Aquella mañana me fui caminando. Me tocó mi turno y saludé al cajero:
–Buenos días, ¿todo bien?
–Sí, muy bien, ¿qué le trae por aquí?
–Pues, mire, este documento, a ver si lo registramos.
–Claro que sí.
Y aquel buen cajero continuó la conversación como quien no necesita estar atento a las máquinas registradoras después de tantos años de ejercicio:
–Oiga, ahora que usted entró, ¿se fijó si estaba ahí afuera un señor que toca el acordeón?
–Pues no me fijé mucho, pero como siempre le veo, creo que si no lo vi es porque no está hoy.
–Sí, fíjese, hace días que no aparece. Es un hombre que perdió su trabajo hace años. Mire que toca bien el acordeón. Ahora trata de sobrevivir tocando en la calle. Ya le he recomendado para un trabajo.
Mientras tanto las computadoras siguieron haciendo su trabajo hasta que lanzaron su aviso de “operación finalizada”. Entonces el cajero me dio el comprobante, le di las gracias y nos despedimos.
Salí y volví a casa caminando y pensativo. Me daba la impresión de que aquel buen cajero había comprendido muy bien quién era su prójimo. Y lo conocía. Y lo ayudaba.

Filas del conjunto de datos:
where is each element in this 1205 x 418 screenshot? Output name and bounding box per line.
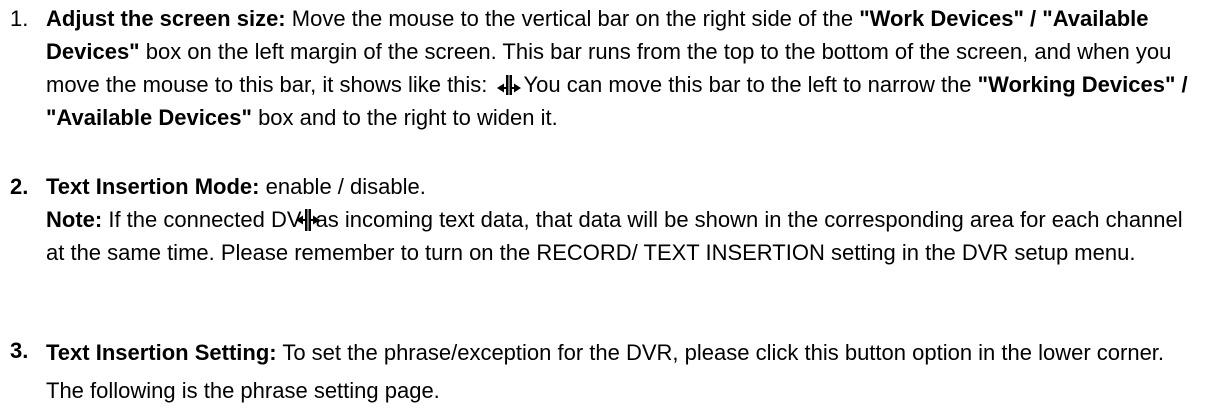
item-text-2: Text Insertion Mode: enable / disable. No… [46, 170, 1196, 269]
list-item-1: 1. Adjust the screen size: Move the mous… [0, 2, 1205, 172]
item-1-part-3: You can move this bar to the left to nar… [523, 72, 978, 97]
item-title-3: Text Insertion Setting: [46, 340, 277, 365]
note-label: Note: [46, 207, 103, 232]
item-1-part-4: box and to the right to widen it. [251, 105, 558, 130]
resize-horizontal-cursor-icon [494, 74, 524, 96]
item-number-2: 2. [10, 174, 29, 199]
document-page: 1. Adjust the screen size: Move the mous… [0, 0, 1205, 418]
resize-horizontal-cursor-icon-overlay [294, 208, 322, 232]
item-1-part-1: Move the mouse to the vertical bar on th… [285, 6, 860, 31]
item-2-desc: enable / disable. [259, 174, 426, 199]
item-text-1: Adjust the screen size: Move the mouse t… [46, 2, 1196, 134]
note-text-a: If the connected DV [102, 207, 302, 232]
item-number-3: 3. [10, 338, 29, 363]
item-number-1: 1. [10, 6, 29, 31]
item-title-2: Text Insertion Mode: [46, 174, 260, 199]
item-text-3: Text Insertion Setting: To set the phras… [46, 334, 1196, 410]
list-item-3: 3. Text Insertion Setting: To set the ph… [0, 334, 1205, 418]
item-title-1: Adjust the screen size: [46, 6, 286, 31]
list-item-2: 2. Text Insertion Mode: enable / disable… [0, 170, 1205, 300]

**Consignas del ejercicio**:
1. Localiza y copia cada línea de las filas que contenga la cadena "number". Ten en cuenta que se distinguen mayúsculas y minúsculas.
2. Retoma el relato sobre el cajero y el hombre del acordeón justo después de su última oración.

**Respuestas del ejercicio**:
1.
item-number-2: 2. [10, 174, 29, 199]
item-number-3: 3. [10, 338, 29, 363]
item-number-1: 1. [10, 6, 29, 31]

2.
A veces quisiéramos ayudar a resolver los problemas de países lejanos. Y está muy bien. Pero mientras tanto no cerremos nuestros ojos a las personas verdaderamente próximas que sí podemos ayudar aquí y ahora. Esa persona que vemos todos los días –en la oficina, o en casa, o de camino a la escuela, o cuando vamos de compras, o cuando salimos a hacer deporte– es nuestro prójimo más próximo. Ayudémosle. A veces basta un saludo. O una sonrisa. O una palabra. O una motivación. O una ayuda concreta. O unos minutos de nuestro tiempo. ¡Cuánto cambiaría el mundo con unos cuántos gramos de esta actitud del cajero en cada corazón humano! ¡Gracias, señor cajero!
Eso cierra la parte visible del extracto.